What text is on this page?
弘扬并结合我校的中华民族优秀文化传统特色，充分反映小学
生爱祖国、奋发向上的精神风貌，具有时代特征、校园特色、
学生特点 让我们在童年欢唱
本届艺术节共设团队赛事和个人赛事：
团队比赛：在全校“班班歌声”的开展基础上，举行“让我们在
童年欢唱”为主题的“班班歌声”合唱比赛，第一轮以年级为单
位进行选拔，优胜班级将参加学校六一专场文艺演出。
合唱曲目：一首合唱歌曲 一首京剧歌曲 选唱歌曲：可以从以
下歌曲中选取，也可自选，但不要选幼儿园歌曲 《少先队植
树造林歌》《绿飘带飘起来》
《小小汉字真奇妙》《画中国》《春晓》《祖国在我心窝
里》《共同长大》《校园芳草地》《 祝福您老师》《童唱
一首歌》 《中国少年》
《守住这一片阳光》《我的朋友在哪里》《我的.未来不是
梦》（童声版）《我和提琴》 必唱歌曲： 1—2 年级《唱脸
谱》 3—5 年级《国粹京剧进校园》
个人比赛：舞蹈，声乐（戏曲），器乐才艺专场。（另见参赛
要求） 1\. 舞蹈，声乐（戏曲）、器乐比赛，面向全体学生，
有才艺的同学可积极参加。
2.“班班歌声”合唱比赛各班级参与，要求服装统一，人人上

# # #

Reproduce the data in full, exactly as presented.

§ RESPONSE
What text is on this page?
弘扬并结合我校的中华民族优秀文化传统特色，充分反映小学
生爱祖国、奋发向上的精神风貌，具有时代特征、校园特色、
学生特点 让我们在童年欢唱
本届艺术节共设团队赛事和个人赛事：
团队比赛：在全校“班班歌声”的开展基础上，举行“让我们在
童年欢唱”为主题的“班班歌声”合唱比赛，第一轮以年级为单
位进行选拔，优胜班级将参加学校六一专场文艺演出。
合唱曲目：一首合唱歌曲 一首京剧歌曲 选唱歌曲：可以从以
下歌曲中选取，也可自选，但不要选幼儿园歌曲 《少先队植
树造林歌》《绿飘带飘起来》
《小小汉字真奇妙》《画中国》《春晓》《祖国在我心窝
里》《共同长大》《校园芳草地》《 祝福您老师》《童唱
一首歌》 《中国少年》
《守住这一片阳光》《我的朋友在哪里》《我的.未来不是
梦》（童声版）《我和提琴》 必唱歌曲： 1—2 年级《唱脸
谱》 3—5 年级《国粹京剧进校园》
个人比赛：舞蹈，声乐（戏曲），器乐才艺专场。（另见参赛
要求） 1\. 舞蹈，声乐（戏曲）、器乐比赛，面向全体学生，
有才艺的同学可积极参加。
2.“班班歌声”合唱比赛各班级参与，要求服装统一，人人上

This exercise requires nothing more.